**EXERCISE TASK:** Omit the pictures, then write out every entry exactly as it reads.

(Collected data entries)
[start]
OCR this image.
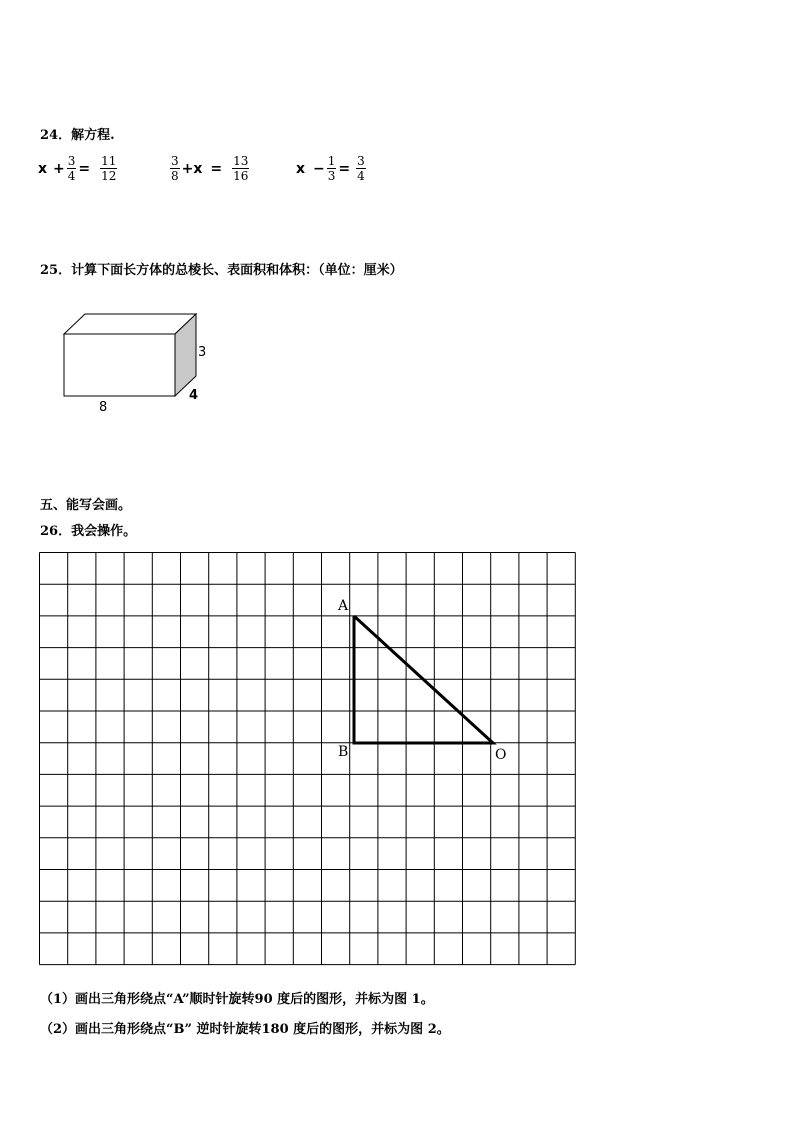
24．解方程.
$x + \frac{3}{4} = \frac{11}{12}$	$\frac{3}{8} +x = \frac{13}{16}$	$x - \frac{1}{3} = \frac{3}{4}$
25．计算下面长方体的总棱长、表面积和体积：（单位：厘米）
3
4
8
五、能写会画。
26．我会操作。
A
B	O
（1）画出三角形绕点“A”顺时针旋转90 度后的图形，并标为图 1。
（2）画出三角形绕点“B” 逆时针旋转180 度后的图形，并标为图 2。
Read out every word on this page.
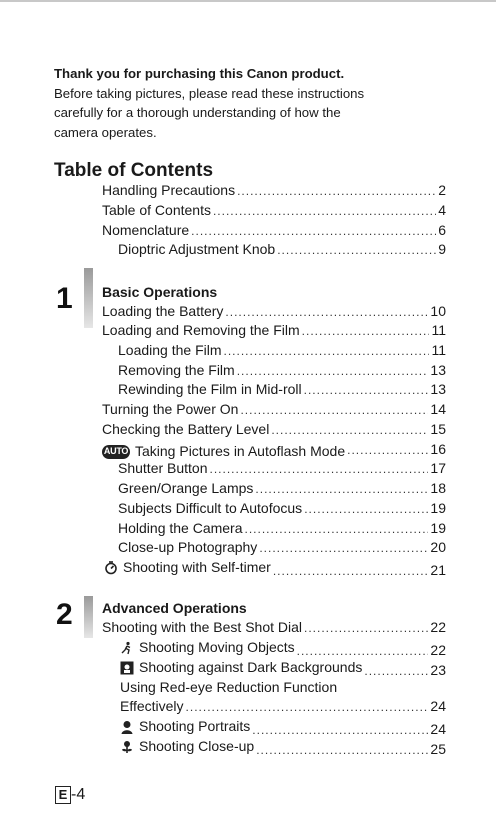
Thank you for purchasing this Canon product.
Before taking pictures, please read these instructions
carefully for a thorough understanding of how the
camera operates.
Table of Contents
Handling Precautions .....	2
Table of Contents .....	4
Nomenclature .....	6
Dioptric Adjustment Knob .....	9
1 Basic Operations
Loading the Battery .....	10
Loading and Removing the Film .....	11
Loading the Film .....	11
Removing the Film .....	13
Rewinding the Film in Mid-roll .....	13
Turning the Power On .....	14
Checking the Battery Level .....	15
AUTO Taking Pictures in Autoflash Mode .....	16
Shutter Button .....	17
Green/Orange Lamps .....	18
Subjects Difficult to Autofocus .....	19
Holding the Camera .....	19
Close-up Photography .....	20
Shooting with Self-timer .....	21
2 Advanced Operations
Shooting with the Best Shot Dial .....	22
Shooting Moving Objects .....	22
Shooting against Dark Backgrounds .....	23
Using Red-eye Reduction Function
Effectively .....	24
Shooting Portraits .....	24
Shooting Close-up .....	25
E -4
[end]
**RESULT:**
OCR this image.
24．解方程.
$x + \frac{3}{4} = \frac{11}{12}$	$\frac{3}{8} +x = \frac{13}{16}$	$x - \frac{1}{3} = \frac{3}{4}$
25．计算下面长方体的总棱长、表面积和体积：（单位：厘米）
3
4
8
五、能写会画。
26．我会操作。
A
B	O
（1）画出三角形绕点“A”顺时针旋转90 度后的图形，并标为图 1。
（2）画出三角形绕点“B” 逆时针旋转180 度后的图形，并标为图 2。
Read out every word on this page.
Thank you for purchasing this Canon product.
Before taking pictures, please read these instructions
carefully for a thorough understanding of how the
camera operates.
Table of Contents
Handling Precautions .....	2
Table of Contents .....	4
Nomenclature .....	6
Dioptric Adjustment Knob .....	9
1 Basic Operations
Loading the Battery .....	10
Loading and Removing the Film .....	11
Loading the Film .....	11
Removing the Film .....	13
Rewinding the Film in Mid-roll .....	13
Turning the Power On .....	14
Checking the Battery Level .....	15
AUTO Taking Pictures in Autoflash Mode .....	16
Shutter Button .....	17
Green/Orange Lamps .....	18
Subjects Difficult to Autofocus .....	19
Holding the Camera .....	19
Close-up Photography .....	20
Shooting with Self-timer .....	21
2 Advanced Operations
Shooting with the Best Shot Dial .....	22
Shooting Moving Objects .....	22
Shooting against Dark Backgrounds .....	23
Using Red-eye Reduction Function
Effectively .....	24
Shooting Portraits .....	24
Shooting Close-up .....	25
E -4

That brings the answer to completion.